== Given records

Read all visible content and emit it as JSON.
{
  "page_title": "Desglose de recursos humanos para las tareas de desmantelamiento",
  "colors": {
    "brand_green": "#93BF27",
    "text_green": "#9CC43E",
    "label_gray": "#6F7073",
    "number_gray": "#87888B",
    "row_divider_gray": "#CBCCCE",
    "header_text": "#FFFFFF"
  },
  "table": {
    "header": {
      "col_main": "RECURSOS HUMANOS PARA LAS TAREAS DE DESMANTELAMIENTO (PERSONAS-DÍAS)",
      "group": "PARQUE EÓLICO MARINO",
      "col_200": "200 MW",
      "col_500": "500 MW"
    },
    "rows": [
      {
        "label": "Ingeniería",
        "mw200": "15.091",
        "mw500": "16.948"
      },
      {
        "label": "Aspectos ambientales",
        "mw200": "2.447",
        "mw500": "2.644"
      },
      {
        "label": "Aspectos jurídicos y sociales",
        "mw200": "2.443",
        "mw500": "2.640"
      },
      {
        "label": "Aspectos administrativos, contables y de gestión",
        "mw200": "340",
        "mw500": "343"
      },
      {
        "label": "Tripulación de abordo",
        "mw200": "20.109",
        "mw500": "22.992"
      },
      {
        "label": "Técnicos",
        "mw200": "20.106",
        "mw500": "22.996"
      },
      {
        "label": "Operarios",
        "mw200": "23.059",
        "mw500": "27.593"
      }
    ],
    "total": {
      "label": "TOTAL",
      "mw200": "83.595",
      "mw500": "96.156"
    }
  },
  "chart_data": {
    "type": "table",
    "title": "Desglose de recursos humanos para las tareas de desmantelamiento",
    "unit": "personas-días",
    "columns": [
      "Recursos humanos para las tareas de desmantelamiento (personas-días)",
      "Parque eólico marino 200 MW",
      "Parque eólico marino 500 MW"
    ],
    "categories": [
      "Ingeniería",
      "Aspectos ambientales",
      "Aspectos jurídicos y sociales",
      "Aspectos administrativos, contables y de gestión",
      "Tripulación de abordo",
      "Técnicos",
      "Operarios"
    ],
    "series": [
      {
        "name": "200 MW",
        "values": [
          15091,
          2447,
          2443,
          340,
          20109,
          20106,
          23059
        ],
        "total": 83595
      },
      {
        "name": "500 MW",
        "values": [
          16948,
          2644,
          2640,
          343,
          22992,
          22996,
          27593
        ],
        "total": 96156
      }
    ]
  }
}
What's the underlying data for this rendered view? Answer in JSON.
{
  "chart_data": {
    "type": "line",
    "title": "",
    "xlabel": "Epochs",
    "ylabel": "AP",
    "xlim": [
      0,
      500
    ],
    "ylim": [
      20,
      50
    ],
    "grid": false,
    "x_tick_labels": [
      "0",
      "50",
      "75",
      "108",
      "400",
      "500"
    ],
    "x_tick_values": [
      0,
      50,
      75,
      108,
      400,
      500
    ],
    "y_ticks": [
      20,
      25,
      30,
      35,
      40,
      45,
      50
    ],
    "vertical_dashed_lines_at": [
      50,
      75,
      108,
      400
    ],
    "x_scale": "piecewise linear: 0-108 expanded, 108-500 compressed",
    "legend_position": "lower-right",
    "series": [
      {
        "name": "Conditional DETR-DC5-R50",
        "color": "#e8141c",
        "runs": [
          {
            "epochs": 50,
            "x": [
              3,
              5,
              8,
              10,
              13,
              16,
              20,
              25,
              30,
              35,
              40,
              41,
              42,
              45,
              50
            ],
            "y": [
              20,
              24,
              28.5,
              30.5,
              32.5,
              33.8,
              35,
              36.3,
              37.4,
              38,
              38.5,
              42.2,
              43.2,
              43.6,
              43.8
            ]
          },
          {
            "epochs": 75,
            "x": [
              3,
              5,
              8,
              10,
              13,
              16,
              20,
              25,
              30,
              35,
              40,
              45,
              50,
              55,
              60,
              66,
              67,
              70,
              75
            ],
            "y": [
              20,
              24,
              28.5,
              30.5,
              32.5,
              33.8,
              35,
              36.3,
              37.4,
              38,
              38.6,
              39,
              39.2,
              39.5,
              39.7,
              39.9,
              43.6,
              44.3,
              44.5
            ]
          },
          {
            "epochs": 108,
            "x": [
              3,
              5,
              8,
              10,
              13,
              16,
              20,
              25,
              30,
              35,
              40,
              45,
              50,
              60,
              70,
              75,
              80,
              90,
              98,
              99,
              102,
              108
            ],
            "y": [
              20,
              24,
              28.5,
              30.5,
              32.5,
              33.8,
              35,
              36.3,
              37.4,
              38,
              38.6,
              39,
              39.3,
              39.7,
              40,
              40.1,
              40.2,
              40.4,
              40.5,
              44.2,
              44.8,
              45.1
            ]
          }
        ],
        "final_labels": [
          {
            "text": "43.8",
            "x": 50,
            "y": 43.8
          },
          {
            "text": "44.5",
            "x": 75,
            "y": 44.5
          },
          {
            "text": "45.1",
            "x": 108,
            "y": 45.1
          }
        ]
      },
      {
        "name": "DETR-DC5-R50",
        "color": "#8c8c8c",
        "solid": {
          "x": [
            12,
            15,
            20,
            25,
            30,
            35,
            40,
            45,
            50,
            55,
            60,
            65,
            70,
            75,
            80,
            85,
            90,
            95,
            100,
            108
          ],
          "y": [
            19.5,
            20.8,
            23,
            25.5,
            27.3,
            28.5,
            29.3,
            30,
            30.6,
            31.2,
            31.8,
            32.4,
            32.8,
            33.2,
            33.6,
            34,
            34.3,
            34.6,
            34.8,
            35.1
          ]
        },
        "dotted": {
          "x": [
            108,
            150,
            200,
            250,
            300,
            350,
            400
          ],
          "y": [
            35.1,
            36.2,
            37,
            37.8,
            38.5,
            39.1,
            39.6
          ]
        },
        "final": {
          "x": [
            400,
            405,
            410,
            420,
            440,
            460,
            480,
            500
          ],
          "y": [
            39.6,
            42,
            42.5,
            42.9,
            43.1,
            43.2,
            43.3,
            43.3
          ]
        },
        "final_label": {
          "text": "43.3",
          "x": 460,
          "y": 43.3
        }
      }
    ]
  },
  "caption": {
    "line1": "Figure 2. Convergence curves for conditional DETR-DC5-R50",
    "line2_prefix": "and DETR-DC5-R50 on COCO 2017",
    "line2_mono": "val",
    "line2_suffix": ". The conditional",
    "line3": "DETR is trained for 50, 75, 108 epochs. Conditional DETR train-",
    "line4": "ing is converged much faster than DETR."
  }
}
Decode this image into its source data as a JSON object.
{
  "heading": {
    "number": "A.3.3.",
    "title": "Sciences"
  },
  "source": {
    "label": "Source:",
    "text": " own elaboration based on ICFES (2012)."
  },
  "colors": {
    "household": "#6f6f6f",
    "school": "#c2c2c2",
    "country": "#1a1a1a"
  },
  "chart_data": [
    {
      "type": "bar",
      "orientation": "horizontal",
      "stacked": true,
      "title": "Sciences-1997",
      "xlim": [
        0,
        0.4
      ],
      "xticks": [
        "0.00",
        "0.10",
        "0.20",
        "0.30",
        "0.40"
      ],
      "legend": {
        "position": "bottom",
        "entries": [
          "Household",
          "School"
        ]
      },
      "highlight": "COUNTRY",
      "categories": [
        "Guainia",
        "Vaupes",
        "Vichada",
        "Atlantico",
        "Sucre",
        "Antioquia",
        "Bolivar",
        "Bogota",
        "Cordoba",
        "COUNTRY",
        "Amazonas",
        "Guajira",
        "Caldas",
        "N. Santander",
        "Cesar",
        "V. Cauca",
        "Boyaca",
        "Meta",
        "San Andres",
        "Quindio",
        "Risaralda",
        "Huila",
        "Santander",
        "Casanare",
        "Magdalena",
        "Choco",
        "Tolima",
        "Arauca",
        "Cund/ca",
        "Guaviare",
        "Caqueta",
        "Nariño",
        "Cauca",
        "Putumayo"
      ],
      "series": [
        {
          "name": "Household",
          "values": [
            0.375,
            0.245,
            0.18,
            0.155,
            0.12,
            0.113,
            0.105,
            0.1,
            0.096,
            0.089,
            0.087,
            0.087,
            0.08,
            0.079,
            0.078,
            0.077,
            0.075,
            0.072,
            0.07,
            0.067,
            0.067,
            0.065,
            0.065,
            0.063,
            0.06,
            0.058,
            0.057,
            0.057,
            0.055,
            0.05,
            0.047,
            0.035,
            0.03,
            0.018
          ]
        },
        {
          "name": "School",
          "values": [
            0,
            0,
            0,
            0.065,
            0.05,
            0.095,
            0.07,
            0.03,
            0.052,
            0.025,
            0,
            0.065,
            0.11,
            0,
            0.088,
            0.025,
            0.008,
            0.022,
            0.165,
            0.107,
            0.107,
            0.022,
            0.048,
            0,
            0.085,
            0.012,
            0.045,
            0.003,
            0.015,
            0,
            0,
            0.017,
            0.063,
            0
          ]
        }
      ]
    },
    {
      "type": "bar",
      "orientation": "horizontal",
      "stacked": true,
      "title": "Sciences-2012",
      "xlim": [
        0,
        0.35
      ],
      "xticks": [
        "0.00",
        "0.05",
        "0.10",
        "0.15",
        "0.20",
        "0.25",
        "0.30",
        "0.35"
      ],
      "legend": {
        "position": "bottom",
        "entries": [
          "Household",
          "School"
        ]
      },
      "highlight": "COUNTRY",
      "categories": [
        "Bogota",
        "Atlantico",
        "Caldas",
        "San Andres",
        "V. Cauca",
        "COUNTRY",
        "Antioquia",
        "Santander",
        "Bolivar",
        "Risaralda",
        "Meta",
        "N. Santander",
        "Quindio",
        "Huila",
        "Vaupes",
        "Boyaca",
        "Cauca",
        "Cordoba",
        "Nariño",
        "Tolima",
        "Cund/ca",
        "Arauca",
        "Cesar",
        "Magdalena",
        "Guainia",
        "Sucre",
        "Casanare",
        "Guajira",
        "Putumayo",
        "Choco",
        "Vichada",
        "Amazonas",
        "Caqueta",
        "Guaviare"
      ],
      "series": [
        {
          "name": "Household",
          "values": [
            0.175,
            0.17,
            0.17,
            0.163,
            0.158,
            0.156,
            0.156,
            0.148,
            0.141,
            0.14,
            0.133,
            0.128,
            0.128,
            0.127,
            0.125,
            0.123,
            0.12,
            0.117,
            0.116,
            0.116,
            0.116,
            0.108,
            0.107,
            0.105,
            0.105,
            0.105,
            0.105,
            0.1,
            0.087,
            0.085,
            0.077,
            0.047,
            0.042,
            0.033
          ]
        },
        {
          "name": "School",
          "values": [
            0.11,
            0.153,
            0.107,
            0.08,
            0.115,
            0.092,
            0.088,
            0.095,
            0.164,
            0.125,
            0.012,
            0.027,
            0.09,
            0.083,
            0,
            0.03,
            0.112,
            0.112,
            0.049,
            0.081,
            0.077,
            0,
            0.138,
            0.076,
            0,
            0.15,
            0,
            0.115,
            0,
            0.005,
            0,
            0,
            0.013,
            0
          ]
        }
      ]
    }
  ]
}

====

**Your task:**
Pull every line holding "Desglose" out of the records.

**Task output:**
  "page_title": "Desglose de recursos humanos para las tareas de desmantelamiento",
    "title": "Desglose de recursos humanos para las tareas de desmantelamiento",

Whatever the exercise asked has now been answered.